Problem description:
Set down the material below in full, matching it exactly.

Input for this task:

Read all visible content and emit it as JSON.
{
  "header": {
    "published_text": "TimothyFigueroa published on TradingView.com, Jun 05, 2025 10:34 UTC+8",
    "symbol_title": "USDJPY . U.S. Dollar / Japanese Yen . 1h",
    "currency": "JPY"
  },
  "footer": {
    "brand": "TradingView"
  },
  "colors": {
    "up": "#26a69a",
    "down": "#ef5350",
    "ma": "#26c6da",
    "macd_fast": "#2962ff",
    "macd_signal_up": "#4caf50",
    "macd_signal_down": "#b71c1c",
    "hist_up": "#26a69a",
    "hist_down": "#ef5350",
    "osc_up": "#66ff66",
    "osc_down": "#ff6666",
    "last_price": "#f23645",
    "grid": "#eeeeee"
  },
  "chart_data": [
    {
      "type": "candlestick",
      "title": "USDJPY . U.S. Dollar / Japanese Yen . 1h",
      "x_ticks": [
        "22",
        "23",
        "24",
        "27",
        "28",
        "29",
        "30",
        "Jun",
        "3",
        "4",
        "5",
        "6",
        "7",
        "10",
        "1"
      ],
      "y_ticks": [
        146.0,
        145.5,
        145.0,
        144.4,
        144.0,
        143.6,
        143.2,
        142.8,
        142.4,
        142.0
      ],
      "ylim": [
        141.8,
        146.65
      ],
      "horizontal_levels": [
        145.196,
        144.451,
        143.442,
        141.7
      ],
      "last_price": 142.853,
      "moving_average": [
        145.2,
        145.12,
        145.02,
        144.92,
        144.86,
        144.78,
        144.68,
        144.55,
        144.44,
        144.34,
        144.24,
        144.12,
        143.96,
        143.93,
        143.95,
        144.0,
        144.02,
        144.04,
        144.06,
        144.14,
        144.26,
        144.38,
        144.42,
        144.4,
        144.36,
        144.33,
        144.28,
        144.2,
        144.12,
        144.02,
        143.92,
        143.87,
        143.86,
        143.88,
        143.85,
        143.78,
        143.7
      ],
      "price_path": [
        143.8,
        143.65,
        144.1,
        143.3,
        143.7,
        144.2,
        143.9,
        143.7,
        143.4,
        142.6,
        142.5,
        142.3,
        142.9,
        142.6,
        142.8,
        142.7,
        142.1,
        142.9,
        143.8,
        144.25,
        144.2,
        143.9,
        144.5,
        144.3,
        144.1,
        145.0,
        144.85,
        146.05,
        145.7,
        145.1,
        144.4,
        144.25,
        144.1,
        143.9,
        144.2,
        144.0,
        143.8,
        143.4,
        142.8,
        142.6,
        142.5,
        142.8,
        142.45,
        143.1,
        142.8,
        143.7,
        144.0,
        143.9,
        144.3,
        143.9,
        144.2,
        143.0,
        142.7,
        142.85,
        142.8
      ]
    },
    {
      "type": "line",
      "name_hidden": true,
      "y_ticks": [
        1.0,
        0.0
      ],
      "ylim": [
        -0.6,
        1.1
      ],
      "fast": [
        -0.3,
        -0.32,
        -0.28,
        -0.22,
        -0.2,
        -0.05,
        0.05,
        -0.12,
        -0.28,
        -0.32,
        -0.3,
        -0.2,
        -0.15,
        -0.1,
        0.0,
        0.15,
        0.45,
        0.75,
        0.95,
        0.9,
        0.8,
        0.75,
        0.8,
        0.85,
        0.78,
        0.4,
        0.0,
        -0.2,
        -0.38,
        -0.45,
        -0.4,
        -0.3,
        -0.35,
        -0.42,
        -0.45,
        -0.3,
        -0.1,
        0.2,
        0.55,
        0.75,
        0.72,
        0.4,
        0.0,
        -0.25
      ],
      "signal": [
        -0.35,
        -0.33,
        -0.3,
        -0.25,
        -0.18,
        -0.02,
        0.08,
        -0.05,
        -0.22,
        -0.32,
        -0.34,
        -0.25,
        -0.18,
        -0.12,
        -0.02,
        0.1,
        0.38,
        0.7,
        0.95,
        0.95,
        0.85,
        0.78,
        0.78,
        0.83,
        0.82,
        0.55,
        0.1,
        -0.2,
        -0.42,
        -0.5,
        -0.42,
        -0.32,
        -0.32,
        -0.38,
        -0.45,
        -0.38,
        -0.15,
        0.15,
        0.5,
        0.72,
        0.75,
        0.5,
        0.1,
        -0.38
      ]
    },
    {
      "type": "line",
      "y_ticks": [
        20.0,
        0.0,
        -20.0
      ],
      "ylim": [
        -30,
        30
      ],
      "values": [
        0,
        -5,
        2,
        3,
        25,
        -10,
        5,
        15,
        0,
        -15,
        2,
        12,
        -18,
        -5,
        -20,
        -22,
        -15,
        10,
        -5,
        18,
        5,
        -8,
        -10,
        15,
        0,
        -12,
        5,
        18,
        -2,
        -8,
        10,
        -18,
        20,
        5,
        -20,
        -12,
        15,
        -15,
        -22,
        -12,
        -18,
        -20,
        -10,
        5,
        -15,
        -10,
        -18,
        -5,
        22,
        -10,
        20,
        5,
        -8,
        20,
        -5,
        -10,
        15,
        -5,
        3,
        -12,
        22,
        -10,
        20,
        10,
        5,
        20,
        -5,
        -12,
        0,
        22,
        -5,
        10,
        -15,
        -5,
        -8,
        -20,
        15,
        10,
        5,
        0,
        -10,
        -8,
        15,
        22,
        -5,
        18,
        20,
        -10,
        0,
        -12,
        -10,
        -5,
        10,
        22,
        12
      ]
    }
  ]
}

Solution to this task:
Read all visible content and emit it as JSON.
{
  "header": {
    "published_text": "TimothyFigueroa published on TradingView.com, Jun 05, 2025 10:34 UTC+8",
    "symbol_title": "USDJPY . U.S. Dollar / Japanese Yen . 1h",
    "currency": "JPY"
  },
  "footer": {
    "brand": "TradingView"
  },
  "colors": {
    "up": "#26a69a",
    "down": "#ef5350",
    "ma": "#26c6da",
    "macd_fast": "#2962ff",
    "macd_signal_up": "#4caf50",
    "macd_signal_down": "#b71c1c",
    "hist_up": "#26a69a",
    "hist_down": "#ef5350",
    "osc_up": "#66ff66",
    "osc_down": "#ff6666",
    "last_price": "#f23645",
    "grid": "#eeeeee"
  },
  "chart_data": [
    {
      "type": "candlestick",
      "title": "USDJPY . U.S. Dollar / Japanese Yen . 1h",
      "x_ticks": [
        "22",
        "23",
        "24",
        "27",
        "28",
        "29",
        "30",
        "Jun",
        "3",
        "4",
        "5",
        "6",
        "7",
        "10",
        "1"
      ],
      "y_ticks": [
        146.0,
        145.5,
        145.0,
        144.4,
        144.0,
        143.6,
        143.2,
        142.8,
        142.4,
        142.0
      ],
      "ylim": [
        141.8,
        146.65
      ],
      "horizontal_levels": [
        145.196,
        144.451,
        143.442,
        141.7
      ],
      "last_price": 142.853,
      "moving_average": [
        145.2,
        145.12,
        145.02,
        144.92,
        144.86,
        144.78,
        144.68,
        144.55,
        144.44,
        144.34,
        144.24,
        144.12,
        143.96,
        143.93,
        143.95,
        144.0,
        144.02,
        144.04,
        144.06,
        144.14,
        144.26,
        144.38,
        144.42,
        144.4,
        144.36,
        144.33,
        144.28,
        144.2,
        144.12,
        144.02,
        143.92,
        143.87,
        143.86,
        143.88,
        143.85,
        143.78,
        143.7
      ],
      "price_path": [
        143.8,
        143.65,
        144.1,
        143.3,
        143.7,
        144.2,
        143.9,
        143.7,
        143.4,
        142.6,
        142.5,
        142.3,
        142.9,
        142.6,
        142.8,
        142.7,
        142.1,
        142.9,
        143.8,
        144.25,
        144.2,
        143.9,
        144.5,
        144.3,
        144.1,
        145.0,
        144.85,
        146.05,
        145.7,
        145.1,
        144.4,
        144.25,
        144.1,
        143.9,
        144.2,
        144.0,
        143.8,
        143.4,
        142.8,
        142.6,
        142.5,
        142.8,
        142.45,
        143.1,
        142.8,
        143.7,
        144.0,
        143.9,
        144.3,
        143.9,
        144.2,
        143.0,
        142.7,
        142.85,
        142.8
      ]
    },
    {
      "type": "line",
      "name_hidden": true,
      "y_ticks": [
        1.0,
        0.0
      ],
      "ylim": [
        -0.6,
        1.1
      ],
      "fast": [
        -0.3,
        -0.32,
        -0.28,
        -0.22,
        -0.2,
        -0.05,
        0.05,
        -0.12,
        -0.28,
        -0.32,
        -0.3,
        -0.2,
        -0.15,
        -0.1,
        0.0,
        0.15,
        0.45,
        0.75,
        0.95,
        0.9,
        0.8,
        0.75,
        0.8,
        0.85,
        0.78,
        0.4,
        0.0,
        -0.2,
        -0.38,
        -0.45,
        -0.4,
        -0.3,
        -0.35,
        -0.42,
        -0.45,
        -0.3,
        -0.1,
        0.2,
        0.55,
        0.75,
        0.72,
        0.4,
        0.0,
        -0.25
      ],
      "signal": [
        -0.35,
        -0.33,
        -0.3,
        -0.25,
        -0.18,
        -0.02,
        0.08,
        -0.05,
        -0.22,
        -0.32,
        -0.34,
        -0.25,
        -0.18,
        -0.12,
        -0.02,
        0.1,
        0.38,
        0.7,
        0.95,
        0.95,
        0.85,
        0.78,
        0.78,
        0.83,
        0.82,
        0.55,
        0.1,
        -0.2,
        -0.42,
        -0.5,
        -0.42,
        -0.32,
        -0.32,
        -0.38,
        -0.45,
        -0.38,
        -0.15,
        0.15,
        0.5,
        0.72,
        0.75,
        0.5,
        0.1,
        -0.38
      ]
    },
    {
      "type": "line",
      "y_ticks": [
        20.0,
        0.0,
        -20.0
      ],
      "ylim": [
        -30,
        30
      ],
      "values": [
        0,
        -5,
        2,
        3,
        25,
        -10,
        5,
        15,
        0,
        -15,
        2,
        12,
        -18,
        -5,
        -20,
        -22,
        -15,
        10,
        -5,
        18,
        5,
        -8,
        -10,
        15,
        0,
        -12,
        5,
        18,
        -2,
        -8,
        10,
        -18,
        20,
        5,
        -20,
        -12,
        15,
        -15,
        -22,
        -12,
        -18,
        -20,
        -10,
        5,
        -15,
        -10,
        -18,
        -5,
        22,
        -10,
        20,
        5,
        -8,
        20,
        -5,
        -10,
        15,
        -5,
        3,
        -12,
        22,
        -10,
        20,
        10,
        5,
        20,
        -5,
        -12,
        0,
        22,
        -5,
        10,
        -15,
        -5,
        -8,
        -20,
        15,
        10,
        5,
        0,
        -10,
        -8,
        15,
        22,
        -5,
        18,
        20,
        -10,
        0,
        -12,
        -10,
        -5,
        10,
        22,
        12
      ]
    }
  ]
}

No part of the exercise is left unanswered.